- **EXERCISE**:
Check every line below for the string "Mediana", and copy the lines that contain it.

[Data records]
>> begin

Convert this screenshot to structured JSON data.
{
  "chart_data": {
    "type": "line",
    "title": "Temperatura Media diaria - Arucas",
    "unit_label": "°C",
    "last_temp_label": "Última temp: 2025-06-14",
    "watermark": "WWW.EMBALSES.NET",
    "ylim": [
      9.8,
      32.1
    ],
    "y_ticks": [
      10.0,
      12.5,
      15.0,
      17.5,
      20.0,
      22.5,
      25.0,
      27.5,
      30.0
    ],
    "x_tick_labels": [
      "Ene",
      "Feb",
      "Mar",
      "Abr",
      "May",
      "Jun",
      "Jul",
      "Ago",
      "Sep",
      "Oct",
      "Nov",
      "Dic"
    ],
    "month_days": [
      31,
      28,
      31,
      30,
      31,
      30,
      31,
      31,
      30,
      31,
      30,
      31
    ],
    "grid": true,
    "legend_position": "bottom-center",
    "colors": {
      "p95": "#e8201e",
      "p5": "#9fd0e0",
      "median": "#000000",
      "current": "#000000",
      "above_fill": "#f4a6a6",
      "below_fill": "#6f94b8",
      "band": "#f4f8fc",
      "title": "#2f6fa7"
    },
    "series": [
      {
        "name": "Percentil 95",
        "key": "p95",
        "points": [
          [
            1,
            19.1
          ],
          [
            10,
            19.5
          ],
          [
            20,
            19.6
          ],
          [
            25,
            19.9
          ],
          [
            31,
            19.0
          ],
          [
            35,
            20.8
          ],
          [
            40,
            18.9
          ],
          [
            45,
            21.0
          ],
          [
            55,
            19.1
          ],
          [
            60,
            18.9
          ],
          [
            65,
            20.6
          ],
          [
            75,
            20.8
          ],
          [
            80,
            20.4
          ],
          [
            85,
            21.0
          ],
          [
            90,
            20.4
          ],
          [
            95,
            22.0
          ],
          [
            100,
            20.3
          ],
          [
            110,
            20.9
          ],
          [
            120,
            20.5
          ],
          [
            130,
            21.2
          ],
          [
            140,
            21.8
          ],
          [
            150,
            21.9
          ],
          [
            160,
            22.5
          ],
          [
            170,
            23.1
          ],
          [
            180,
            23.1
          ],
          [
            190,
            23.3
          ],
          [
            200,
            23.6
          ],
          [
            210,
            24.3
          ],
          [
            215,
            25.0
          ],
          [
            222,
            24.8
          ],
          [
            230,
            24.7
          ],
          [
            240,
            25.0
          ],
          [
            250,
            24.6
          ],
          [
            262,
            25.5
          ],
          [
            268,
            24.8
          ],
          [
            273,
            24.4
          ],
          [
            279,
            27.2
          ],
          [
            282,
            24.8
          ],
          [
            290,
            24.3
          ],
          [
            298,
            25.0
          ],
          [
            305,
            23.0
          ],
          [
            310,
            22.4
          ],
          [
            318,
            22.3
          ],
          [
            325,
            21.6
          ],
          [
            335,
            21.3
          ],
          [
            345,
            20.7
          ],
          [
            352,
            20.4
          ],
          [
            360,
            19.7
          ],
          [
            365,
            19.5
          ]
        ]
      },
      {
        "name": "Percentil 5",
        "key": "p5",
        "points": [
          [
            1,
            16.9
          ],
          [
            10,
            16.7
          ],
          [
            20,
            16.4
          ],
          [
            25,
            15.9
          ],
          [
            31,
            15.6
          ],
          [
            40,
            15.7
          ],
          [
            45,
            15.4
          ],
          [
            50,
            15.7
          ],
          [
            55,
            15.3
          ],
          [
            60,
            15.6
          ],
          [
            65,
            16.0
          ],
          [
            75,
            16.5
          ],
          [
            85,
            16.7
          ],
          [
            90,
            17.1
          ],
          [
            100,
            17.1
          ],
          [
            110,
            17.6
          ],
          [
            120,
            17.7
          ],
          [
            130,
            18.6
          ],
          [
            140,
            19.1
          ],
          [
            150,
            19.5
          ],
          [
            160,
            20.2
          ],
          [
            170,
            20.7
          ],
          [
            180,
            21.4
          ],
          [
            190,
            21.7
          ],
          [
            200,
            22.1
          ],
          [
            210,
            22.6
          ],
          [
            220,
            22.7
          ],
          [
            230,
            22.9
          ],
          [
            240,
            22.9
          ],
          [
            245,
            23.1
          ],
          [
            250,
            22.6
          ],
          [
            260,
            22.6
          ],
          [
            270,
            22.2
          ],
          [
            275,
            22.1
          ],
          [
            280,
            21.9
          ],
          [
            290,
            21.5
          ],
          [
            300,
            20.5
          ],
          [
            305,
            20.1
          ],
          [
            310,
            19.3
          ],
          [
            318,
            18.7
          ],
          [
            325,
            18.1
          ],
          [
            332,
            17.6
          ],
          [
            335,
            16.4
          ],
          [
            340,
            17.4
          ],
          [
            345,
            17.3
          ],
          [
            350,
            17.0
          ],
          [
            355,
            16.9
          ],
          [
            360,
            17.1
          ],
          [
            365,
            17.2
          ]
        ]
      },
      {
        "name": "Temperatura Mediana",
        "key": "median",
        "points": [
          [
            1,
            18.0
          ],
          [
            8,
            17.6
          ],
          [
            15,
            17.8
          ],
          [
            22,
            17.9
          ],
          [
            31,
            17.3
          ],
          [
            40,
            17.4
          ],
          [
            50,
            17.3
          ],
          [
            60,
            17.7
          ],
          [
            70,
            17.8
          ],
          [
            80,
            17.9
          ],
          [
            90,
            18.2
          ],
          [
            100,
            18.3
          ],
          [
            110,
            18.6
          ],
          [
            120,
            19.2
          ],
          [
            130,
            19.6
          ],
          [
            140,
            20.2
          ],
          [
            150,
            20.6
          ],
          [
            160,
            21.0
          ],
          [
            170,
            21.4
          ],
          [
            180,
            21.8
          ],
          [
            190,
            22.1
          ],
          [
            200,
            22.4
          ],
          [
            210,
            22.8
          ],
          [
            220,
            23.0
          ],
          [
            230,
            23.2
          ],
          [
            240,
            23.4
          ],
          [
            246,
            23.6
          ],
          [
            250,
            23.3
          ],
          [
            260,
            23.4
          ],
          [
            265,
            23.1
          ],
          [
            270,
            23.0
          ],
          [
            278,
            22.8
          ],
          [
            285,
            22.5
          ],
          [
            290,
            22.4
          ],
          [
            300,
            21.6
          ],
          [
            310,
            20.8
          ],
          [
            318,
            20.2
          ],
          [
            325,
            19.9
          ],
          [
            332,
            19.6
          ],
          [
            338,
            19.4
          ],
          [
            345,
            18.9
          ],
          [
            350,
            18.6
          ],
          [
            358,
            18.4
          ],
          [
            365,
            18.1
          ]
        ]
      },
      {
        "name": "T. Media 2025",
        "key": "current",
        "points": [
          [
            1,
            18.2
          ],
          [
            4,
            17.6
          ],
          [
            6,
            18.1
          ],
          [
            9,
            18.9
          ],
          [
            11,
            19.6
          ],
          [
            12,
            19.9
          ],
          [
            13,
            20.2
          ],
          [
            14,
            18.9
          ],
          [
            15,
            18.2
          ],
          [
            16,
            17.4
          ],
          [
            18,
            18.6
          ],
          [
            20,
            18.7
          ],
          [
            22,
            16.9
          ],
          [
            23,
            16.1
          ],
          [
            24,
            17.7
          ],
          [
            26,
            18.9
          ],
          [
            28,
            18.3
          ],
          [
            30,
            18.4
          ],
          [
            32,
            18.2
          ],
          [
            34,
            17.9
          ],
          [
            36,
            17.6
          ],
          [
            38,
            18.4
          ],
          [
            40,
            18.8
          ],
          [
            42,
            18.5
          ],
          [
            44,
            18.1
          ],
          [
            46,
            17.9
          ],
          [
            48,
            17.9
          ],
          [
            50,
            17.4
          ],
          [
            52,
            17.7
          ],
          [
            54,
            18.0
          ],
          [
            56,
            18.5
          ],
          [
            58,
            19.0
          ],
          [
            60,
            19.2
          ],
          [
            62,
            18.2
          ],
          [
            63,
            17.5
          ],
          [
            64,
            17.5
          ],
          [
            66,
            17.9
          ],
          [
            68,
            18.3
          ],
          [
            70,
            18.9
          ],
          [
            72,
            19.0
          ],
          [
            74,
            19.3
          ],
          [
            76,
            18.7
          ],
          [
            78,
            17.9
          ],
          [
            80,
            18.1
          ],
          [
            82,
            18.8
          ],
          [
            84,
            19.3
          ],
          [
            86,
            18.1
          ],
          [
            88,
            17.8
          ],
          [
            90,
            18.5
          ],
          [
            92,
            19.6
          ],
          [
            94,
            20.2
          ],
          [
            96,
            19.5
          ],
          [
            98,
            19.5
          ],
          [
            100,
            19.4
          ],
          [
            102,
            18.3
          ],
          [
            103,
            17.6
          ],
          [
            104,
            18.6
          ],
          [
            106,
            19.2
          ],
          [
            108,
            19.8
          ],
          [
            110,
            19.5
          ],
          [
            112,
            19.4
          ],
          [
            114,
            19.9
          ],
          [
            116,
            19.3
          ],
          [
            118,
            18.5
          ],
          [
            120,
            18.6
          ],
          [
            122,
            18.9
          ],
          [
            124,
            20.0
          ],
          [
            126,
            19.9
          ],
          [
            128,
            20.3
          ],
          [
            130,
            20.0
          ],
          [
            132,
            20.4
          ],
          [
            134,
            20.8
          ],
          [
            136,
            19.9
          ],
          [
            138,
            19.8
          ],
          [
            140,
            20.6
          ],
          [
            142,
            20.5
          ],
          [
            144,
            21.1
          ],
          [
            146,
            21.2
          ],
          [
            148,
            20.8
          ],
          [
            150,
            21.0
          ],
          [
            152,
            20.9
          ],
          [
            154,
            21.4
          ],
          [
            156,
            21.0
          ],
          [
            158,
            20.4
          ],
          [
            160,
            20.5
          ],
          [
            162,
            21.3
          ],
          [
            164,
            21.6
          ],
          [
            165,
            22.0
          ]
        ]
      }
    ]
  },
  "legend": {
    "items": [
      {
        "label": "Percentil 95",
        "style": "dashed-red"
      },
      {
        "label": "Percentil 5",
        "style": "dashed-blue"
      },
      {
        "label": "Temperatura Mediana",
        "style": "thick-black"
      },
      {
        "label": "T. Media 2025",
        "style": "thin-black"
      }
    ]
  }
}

>> end

- **EXPECTED OUTPUT**:
        "name": "Temperatura Mediana",
        "label": "Temperatura Mediana",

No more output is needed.